[Chart and figure data]
-- Start --

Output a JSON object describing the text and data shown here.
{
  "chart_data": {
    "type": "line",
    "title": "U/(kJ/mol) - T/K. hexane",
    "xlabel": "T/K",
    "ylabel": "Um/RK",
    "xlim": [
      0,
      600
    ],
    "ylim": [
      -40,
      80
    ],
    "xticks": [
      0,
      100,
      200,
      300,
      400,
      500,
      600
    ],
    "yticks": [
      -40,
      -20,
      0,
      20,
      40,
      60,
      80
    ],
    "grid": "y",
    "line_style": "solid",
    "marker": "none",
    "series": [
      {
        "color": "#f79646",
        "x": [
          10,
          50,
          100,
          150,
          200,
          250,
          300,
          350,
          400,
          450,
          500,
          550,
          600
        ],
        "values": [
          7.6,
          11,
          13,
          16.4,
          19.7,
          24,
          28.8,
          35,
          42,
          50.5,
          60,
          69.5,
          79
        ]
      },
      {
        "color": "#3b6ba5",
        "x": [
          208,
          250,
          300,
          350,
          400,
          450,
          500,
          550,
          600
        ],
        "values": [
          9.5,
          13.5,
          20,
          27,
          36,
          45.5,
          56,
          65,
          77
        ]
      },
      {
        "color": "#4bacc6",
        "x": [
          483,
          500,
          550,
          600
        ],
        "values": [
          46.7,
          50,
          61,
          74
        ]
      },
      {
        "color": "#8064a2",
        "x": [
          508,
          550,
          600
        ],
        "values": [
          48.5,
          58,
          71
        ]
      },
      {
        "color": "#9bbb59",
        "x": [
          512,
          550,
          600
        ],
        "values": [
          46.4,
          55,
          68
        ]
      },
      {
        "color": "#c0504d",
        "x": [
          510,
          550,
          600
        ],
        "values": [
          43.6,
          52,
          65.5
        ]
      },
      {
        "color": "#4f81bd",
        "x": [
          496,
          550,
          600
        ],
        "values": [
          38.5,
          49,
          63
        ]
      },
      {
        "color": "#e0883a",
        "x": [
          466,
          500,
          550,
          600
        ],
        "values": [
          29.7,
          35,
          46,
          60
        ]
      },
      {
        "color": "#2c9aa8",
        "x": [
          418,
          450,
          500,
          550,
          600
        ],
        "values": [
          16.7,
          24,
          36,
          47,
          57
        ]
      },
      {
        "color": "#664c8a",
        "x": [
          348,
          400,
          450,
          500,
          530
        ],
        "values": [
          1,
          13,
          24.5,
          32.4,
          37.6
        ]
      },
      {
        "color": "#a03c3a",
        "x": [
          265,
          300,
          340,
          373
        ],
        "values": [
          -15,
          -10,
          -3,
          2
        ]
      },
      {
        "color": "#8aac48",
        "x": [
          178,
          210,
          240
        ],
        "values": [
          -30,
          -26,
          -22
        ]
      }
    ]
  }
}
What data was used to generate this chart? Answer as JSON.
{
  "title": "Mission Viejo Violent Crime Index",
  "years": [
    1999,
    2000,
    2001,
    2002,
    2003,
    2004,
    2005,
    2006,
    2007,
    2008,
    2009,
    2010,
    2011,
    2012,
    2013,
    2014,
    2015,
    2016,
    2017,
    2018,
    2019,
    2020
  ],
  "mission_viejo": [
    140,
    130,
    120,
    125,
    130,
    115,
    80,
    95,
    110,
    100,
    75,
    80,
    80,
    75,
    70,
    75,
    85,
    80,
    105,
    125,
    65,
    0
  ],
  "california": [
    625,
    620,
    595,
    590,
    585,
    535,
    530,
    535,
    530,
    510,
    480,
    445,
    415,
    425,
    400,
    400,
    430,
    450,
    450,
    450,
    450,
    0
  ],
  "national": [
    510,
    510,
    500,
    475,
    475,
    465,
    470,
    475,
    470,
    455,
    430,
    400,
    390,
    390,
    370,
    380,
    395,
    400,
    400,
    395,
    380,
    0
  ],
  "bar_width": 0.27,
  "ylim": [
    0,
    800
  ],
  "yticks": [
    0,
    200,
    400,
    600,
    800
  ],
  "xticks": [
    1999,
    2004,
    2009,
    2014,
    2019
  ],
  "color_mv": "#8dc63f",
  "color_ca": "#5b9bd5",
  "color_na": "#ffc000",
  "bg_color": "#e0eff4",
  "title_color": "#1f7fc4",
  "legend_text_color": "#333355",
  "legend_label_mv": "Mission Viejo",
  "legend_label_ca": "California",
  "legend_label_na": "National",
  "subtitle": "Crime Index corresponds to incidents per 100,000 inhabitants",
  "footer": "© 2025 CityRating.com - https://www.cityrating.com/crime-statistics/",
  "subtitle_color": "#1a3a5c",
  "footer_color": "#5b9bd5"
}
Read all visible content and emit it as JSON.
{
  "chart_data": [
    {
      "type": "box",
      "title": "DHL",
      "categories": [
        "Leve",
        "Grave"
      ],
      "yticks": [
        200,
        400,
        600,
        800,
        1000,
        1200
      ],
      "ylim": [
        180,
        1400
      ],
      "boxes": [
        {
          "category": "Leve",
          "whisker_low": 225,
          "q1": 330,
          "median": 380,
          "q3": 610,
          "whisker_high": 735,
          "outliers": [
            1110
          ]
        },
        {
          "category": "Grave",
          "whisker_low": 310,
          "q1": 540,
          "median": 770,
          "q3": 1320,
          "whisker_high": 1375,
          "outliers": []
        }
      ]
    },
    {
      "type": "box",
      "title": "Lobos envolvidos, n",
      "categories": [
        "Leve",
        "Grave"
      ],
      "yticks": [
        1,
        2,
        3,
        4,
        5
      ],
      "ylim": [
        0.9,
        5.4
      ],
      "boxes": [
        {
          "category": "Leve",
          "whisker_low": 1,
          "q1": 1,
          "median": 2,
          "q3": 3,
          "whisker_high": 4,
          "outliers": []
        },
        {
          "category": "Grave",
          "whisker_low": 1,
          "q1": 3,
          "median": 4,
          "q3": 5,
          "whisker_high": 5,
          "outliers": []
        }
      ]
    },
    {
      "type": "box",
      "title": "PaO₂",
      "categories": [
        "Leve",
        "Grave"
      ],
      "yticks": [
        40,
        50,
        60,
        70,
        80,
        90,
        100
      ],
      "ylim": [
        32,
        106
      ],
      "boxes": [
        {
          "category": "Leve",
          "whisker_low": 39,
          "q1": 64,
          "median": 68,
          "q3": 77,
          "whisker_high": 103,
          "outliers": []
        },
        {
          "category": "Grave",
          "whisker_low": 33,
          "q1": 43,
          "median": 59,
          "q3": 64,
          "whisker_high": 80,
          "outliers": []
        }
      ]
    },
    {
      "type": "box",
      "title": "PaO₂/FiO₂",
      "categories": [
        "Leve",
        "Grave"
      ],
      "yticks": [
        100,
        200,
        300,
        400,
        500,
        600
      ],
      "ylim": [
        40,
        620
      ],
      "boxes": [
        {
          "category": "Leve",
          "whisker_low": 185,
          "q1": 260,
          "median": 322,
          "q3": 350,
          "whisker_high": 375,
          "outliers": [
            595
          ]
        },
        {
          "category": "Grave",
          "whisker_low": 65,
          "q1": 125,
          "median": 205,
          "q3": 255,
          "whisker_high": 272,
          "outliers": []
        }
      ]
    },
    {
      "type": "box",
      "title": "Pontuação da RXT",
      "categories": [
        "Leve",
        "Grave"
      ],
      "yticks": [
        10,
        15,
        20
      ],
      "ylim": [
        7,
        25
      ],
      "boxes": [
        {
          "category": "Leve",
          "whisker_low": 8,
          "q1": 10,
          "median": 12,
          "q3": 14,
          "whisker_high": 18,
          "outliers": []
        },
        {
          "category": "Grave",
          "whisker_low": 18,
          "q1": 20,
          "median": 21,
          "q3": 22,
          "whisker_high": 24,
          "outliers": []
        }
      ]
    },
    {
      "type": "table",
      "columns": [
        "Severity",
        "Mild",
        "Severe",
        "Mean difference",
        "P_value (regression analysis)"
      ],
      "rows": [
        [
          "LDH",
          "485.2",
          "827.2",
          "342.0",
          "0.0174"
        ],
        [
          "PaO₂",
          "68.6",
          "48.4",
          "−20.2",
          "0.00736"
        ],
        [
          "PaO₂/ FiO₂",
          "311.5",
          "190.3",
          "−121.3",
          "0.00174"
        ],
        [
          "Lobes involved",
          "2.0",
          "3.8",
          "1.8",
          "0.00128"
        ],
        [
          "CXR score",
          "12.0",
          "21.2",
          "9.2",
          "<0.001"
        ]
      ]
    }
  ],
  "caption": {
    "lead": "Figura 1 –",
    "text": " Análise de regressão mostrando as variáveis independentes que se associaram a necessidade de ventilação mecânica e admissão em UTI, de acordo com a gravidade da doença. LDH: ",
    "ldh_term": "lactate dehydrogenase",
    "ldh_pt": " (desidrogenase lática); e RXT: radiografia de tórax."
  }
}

-- End --

(STATED TASK):
In the entries above, count each line that holds "median". Give the total and nothing else.

(EXERCISE SOLUTION):
10